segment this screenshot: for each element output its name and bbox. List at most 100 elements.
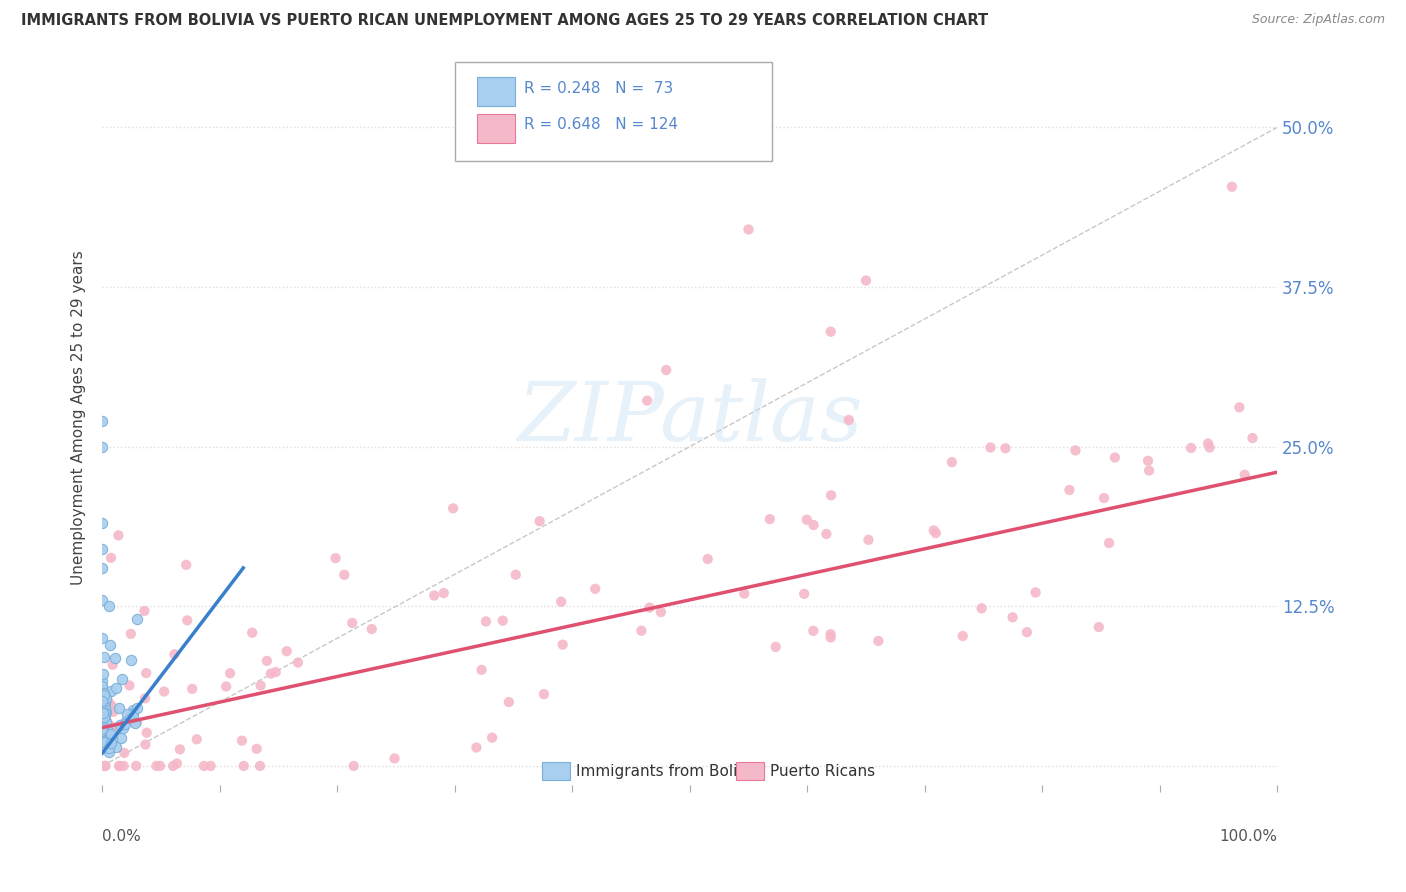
Point (127, 714, 149, 729)
Point (249, 679, 271, 693)
Point (107, 720, 129, 734)
Point (96, 714, 118, 729)
Point (91, 741, 114, 756)
Point (759, 512, 782, 526)
Point (93, 759, 115, 773)
Point (796, 513, 818, 527)
Point (111, 672, 134, 686)
Point (481, 731, 503, 745)
Point (118, 712, 141, 726)
Point (636, 393, 658, 408)
Point (125, 759, 148, 773)
Point (107, 700, 129, 714)
Point (112, 759, 135, 773)
Point (465, 740, 488, 755)
Point (655, 363, 678, 377)
Point (264, 665, 287, 680)
Point (922, 524, 945, 538)
Point (101, 657, 124, 672)
Point (93, 735, 115, 749)
Point (820, 325, 842, 339)
Point (149, 759, 172, 773)
Point (122, 709, 145, 723)
Point (94, 694, 117, 708)
Point (855, 274, 877, 288)
Point (737, 222, 759, 236)
Point (94, 701, 117, 715)
Point (93, 696, 115, 710)
FancyBboxPatch shape (477, 114, 515, 144)
Point (162, 759, 184, 773)
Point (91, 720, 114, 734)
Point (333, 567, 356, 582)
Point (98, 741, 121, 756)
Point (100, 732, 122, 747)
Point (820, 488, 842, 502)
Point (550, 595, 572, 609)
Point (952, 629, 974, 643)
Point (1180, 441, 1202, 455)
Point (793, 587, 815, 601)
FancyBboxPatch shape (735, 763, 763, 780)
Point (1092, 491, 1115, 505)
Point (97, 723, 120, 738)
Point (1098, 536, 1121, 550)
Point (529, 514, 551, 528)
Point (93, 688, 115, 702)
Point (820, 631, 842, 645)
Point (1198, 441, 1220, 455)
Point (94, 715, 117, 730)
Point (120, 652, 142, 666)
Point (135, 725, 157, 739)
Point (91, 694, 114, 708)
Point (1241, 431, 1264, 445)
FancyBboxPatch shape (541, 763, 569, 780)
Point (166, 756, 188, 771)
Point (858, 533, 880, 547)
Point (134, 738, 156, 752)
Point (91, 728, 114, 742)
Point (1059, 483, 1081, 497)
Point (505, 567, 527, 582)
Point (91, 711, 114, 725)
Point (433, 586, 456, 600)
Point (94, 691, 117, 706)
Point (765, 640, 787, 654)
Point (176, 613, 198, 627)
Point (120, 627, 142, 641)
Point (181, 681, 204, 696)
Point (98, 599, 121, 613)
Point (215, 680, 238, 694)
Point (112, 746, 135, 760)
Point (91, 631, 114, 645)
Point (423, 589, 446, 603)
Point (118, 710, 141, 724)
Point (551, 638, 574, 652)
Point (276, 644, 298, 658)
Point (91, 561, 114, 575)
Point (342, 615, 364, 630)
Point (384, 751, 406, 765)
Point (94, 707, 117, 722)
Point (1104, 450, 1126, 465)
Point (91, 713, 114, 727)
Point (91, 687, 114, 701)
Point (153, 684, 176, 698)
Point (103, 705, 125, 719)
Point (470, 663, 492, 677)
Point (94, 706, 117, 720)
Point (246, 741, 269, 756)
Point (97, 745, 120, 759)
Point (91, 541, 114, 556)
Point (820, 627, 842, 641)
Point (1064, 443, 1087, 458)
Point (1229, 401, 1251, 415)
Point (1015, 625, 1038, 640)
Point (98, 638, 121, 652)
Point (970, 601, 993, 615)
Point (925, 526, 948, 541)
Point (98, 737, 121, 751)
Point (105, 681, 128, 696)
Point (91, 667, 114, 681)
Point (630, 624, 652, 638)
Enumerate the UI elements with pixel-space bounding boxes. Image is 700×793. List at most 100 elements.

◇ ◇ ◇ ◇

EXERCISE → Return every line of the data above verbatim, omitting the pictures.

FULL OUTPUT →
segment this screenshot: for each element output its name and bbox. List at most 100 elements.
Point (127, 714, 149, 729)
Point (249, 679, 271, 693)
Point (107, 720, 129, 734)
Point (96, 714, 118, 729)
Point (91, 741, 114, 756)
Point (759, 512, 782, 526)
Point (93, 759, 115, 773)
Point (796, 513, 818, 527)
Point (111, 672, 134, 686)
Point (481, 731, 503, 745)
Point (118, 712, 141, 726)
Point (636, 393, 658, 408)
Point (125, 759, 148, 773)
Point (107, 700, 129, 714)
Point (112, 759, 135, 773)
Point (465, 740, 488, 755)
Point (655, 363, 678, 377)
Point (264, 665, 287, 680)
Point (922, 524, 945, 538)
Point (101, 657, 124, 672)
Point (93, 735, 115, 749)
Point (820, 325, 842, 339)
Point (149, 759, 172, 773)
Point (122, 709, 145, 723)
Point (94, 694, 117, 708)
Point (855, 274, 877, 288)
Point (737, 222, 759, 236)
Point (94, 701, 117, 715)
Point (93, 696, 115, 710)
FancyBboxPatch shape (477, 114, 515, 144)
Point (162, 759, 184, 773)
Point (91, 720, 114, 734)
Point (333, 567, 356, 582)
Point (98, 741, 121, 756)
Point (100, 732, 122, 747)
Point (820, 488, 842, 502)
Point (550, 595, 572, 609)
Point (952, 629, 974, 643)
Point (1180, 441, 1202, 455)
Point (793, 587, 815, 601)
FancyBboxPatch shape (735, 763, 763, 780)
Point (1092, 491, 1115, 505)
Point (97, 723, 120, 738)
Point (1098, 536, 1121, 550)
Point (529, 514, 551, 528)
Point (93, 688, 115, 702)
Point (820, 631, 842, 645)
Point (1198, 441, 1220, 455)
Point (94, 715, 117, 730)
Point (120, 652, 142, 666)
Point (135, 725, 157, 739)
Point (91, 694, 114, 708)
Point (1241, 431, 1264, 445)
FancyBboxPatch shape (541, 763, 569, 780)
Point (166, 756, 188, 771)
Point (858, 533, 880, 547)
Point (134, 738, 156, 752)
Point (91, 728, 114, 742)
Point (1059, 483, 1081, 497)
Point (505, 567, 527, 582)
Point (91, 711, 114, 725)
Point (433, 586, 456, 600)
Point (94, 691, 117, 706)
Point (765, 640, 787, 654)
Point (176, 613, 198, 627)
Point (120, 627, 142, 641)
Point (181, 681, 204, 696)
Point (98, 599, 121, 613)
Point (215, 680, 238, 694)
Point (112, 746, 135, 760)
Point (91, 631, 114, 645)
Point (423, 589, 446, 603)
Point (118, 710, 141, 724)
Point (551, 638, 574, 652)
Point (276, 644, 298, 658)
Point (91, 561, 114, 575)
Point (342, 615, 364, 630)
Point (384, 751, 406, 765)
Point (94, 707, 117, 722)
Point (1104, 450, 1126, 465)
Point (91, 713, 114, 727)
Point (91, 687, 114, 701)
Point (153, 684, 176, 698)
Point (103, 705, 125, 719)
Point (470, 663, 492, 677)
Point (94, 706, 117, 720)
Point (246, 741, 269, 756)
Point (97, 745, 120, 759)
Point (91, 541, 114, 556)
Point (820, 627, 842, 641)
Point (1064, 443, 1087, 458)
Point (1229, 401, 1251, 415)
Point (1015, 625, 1038, 640)
Point (98, 638, 121, 652)
Point (970, 601, 993, 615)
Point (925, 526, 948, 541)
Point (98, 737, 121, 751)
Point (105, 681, 128, 696)
Point (91, 667, 114, 681)
Point (630, 624, 652, 638)
Enumerate the UI elements with pixel-space bounding boxes. Image is 700×793. List at most 100 elements.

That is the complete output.